## [Goal]
Extract every line of the material that holds the string "MANAGEMENT".

## [Supplied material]
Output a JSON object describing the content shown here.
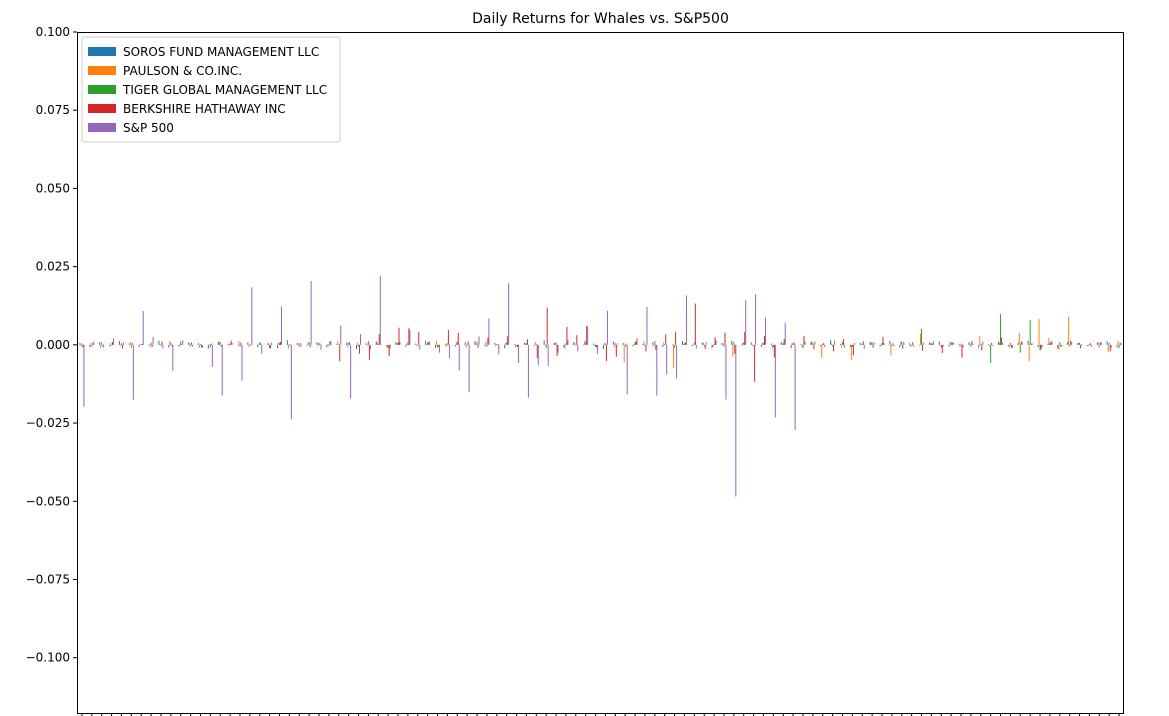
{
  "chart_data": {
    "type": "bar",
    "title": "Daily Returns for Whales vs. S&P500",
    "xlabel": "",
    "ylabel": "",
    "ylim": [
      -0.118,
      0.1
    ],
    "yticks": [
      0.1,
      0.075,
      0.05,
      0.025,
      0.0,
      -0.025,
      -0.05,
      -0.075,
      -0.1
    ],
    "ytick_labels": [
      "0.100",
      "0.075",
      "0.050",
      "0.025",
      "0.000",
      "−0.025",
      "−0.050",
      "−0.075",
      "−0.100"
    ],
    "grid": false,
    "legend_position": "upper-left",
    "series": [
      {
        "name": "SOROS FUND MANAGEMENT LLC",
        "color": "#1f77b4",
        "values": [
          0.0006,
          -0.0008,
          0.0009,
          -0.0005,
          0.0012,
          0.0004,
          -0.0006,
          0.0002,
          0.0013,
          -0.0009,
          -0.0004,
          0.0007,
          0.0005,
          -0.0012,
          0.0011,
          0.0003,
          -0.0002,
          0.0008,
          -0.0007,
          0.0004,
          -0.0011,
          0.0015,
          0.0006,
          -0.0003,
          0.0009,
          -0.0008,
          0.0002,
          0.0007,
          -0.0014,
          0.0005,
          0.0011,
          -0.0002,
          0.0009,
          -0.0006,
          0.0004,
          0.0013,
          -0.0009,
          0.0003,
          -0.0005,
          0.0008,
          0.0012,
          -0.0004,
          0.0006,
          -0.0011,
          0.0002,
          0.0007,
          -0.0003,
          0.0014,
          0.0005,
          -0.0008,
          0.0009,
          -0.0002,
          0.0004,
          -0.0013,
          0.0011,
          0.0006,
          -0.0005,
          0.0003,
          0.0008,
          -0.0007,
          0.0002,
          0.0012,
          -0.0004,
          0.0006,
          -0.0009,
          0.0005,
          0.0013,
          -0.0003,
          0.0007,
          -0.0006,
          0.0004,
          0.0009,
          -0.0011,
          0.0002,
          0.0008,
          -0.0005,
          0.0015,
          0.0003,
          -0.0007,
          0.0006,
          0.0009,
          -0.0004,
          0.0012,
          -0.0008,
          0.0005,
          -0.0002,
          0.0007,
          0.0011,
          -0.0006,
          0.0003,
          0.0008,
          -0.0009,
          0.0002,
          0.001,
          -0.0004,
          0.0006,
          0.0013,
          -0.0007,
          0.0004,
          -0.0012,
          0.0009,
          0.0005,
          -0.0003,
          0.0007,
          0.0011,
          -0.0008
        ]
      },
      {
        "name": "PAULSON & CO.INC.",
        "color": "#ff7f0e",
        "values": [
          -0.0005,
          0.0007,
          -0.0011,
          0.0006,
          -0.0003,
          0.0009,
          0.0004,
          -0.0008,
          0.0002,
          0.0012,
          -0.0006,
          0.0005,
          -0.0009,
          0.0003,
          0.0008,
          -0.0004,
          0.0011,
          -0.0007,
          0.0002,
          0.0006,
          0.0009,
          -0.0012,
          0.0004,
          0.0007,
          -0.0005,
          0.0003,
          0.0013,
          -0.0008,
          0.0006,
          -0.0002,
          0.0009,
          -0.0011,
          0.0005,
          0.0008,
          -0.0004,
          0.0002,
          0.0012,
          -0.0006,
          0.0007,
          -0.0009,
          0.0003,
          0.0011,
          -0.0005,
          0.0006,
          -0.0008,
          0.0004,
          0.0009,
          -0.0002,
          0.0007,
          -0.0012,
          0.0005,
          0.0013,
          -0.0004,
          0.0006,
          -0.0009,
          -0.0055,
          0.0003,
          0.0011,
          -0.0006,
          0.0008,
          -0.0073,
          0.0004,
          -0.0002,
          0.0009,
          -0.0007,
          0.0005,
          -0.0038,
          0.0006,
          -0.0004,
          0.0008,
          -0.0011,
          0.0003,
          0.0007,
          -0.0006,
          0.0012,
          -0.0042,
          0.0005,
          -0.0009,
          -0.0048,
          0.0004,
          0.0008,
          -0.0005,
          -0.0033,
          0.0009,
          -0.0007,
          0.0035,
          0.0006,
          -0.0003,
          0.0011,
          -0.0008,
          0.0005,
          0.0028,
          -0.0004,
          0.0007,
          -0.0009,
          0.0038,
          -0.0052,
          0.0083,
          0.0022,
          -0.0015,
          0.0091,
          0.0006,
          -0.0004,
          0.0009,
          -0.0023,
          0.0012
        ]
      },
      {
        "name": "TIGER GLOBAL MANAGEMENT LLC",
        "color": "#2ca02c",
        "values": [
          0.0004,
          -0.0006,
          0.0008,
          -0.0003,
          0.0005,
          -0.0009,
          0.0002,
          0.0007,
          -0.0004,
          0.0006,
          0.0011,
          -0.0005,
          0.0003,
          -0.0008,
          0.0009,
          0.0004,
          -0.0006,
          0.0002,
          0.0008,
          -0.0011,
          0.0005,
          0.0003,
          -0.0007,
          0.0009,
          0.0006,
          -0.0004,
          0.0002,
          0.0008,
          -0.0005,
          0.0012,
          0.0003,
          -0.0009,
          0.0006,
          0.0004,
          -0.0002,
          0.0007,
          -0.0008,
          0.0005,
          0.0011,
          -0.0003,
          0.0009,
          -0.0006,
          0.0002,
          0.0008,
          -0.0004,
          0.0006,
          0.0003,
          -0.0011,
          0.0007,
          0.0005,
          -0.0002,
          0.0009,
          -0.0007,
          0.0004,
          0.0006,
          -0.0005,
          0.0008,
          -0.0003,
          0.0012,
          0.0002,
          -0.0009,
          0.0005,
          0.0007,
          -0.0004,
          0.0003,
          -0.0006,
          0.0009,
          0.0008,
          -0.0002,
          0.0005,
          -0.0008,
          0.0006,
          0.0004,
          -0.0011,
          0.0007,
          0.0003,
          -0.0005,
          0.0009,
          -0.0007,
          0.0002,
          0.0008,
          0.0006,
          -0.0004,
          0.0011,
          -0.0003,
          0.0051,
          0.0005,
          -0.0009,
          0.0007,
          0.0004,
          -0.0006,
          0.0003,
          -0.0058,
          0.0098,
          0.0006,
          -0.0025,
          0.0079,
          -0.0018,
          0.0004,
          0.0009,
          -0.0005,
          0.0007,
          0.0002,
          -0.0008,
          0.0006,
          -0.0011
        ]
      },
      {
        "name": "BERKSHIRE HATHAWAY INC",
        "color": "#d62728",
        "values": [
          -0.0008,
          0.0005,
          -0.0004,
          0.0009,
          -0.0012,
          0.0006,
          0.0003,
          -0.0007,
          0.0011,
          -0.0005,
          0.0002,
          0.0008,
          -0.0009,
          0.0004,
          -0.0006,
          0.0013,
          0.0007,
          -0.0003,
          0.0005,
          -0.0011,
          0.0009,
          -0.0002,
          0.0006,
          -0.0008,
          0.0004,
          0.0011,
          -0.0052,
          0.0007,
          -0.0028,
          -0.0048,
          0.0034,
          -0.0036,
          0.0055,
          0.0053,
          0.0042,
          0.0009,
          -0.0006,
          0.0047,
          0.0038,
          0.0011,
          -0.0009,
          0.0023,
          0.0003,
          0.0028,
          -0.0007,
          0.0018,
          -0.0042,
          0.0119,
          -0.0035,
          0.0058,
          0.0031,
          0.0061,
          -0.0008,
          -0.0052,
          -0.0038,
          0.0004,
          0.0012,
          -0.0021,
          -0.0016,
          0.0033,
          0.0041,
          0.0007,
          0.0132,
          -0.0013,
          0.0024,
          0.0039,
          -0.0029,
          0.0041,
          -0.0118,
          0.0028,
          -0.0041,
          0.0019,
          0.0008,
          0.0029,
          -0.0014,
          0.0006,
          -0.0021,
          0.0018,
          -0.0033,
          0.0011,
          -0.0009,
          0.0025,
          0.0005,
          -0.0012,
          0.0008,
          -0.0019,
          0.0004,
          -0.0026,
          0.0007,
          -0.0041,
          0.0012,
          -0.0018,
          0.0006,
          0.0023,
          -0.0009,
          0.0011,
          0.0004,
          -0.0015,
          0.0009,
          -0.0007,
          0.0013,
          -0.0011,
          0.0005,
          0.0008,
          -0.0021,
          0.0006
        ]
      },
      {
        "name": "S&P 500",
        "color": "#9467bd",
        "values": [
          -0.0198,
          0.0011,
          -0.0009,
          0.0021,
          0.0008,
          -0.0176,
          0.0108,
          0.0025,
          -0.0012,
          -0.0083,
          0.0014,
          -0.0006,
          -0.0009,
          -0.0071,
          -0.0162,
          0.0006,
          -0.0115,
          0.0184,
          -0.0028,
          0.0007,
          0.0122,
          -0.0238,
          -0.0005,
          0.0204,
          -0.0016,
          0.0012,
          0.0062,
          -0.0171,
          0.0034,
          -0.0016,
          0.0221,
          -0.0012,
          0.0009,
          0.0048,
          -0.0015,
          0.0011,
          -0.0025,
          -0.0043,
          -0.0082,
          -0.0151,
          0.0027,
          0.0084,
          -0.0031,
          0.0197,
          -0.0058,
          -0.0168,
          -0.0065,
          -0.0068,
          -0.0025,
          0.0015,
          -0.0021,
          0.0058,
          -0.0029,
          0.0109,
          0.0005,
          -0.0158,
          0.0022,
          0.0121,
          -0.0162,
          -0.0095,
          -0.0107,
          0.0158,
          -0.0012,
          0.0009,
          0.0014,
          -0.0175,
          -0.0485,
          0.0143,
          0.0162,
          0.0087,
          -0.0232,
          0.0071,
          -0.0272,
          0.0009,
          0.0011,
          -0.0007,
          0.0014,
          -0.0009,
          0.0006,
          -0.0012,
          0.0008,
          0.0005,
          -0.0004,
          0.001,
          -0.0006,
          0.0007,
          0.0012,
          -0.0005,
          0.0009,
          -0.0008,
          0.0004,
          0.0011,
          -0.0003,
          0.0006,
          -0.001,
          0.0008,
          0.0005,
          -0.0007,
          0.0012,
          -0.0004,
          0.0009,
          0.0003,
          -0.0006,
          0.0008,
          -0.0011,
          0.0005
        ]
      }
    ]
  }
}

--

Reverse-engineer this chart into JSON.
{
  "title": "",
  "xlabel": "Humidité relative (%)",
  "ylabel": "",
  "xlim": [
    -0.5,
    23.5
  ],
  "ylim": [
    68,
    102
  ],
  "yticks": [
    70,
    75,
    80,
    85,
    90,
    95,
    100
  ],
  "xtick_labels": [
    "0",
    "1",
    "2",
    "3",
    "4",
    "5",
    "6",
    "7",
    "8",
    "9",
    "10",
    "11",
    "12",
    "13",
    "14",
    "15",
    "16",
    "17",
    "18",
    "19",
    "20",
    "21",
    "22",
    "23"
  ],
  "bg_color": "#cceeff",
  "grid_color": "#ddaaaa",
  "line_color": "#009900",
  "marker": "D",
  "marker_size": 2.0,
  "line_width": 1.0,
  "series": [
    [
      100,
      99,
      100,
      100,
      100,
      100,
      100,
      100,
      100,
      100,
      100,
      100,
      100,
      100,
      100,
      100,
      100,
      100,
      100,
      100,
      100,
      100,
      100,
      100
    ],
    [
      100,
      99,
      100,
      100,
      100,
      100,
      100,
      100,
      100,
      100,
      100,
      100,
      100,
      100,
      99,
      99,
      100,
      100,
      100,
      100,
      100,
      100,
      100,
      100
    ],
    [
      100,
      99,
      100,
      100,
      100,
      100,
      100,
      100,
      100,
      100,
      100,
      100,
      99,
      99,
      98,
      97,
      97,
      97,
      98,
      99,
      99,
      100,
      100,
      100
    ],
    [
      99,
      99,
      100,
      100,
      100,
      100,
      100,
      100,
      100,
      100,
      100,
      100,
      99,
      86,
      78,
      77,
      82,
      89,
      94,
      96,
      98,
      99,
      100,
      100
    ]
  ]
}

## [Correct result]
        "name": "SOROS FUND MANAGEMENT LLC",
        "name": "TIGER GLOBAL MANAGEMENT LLC",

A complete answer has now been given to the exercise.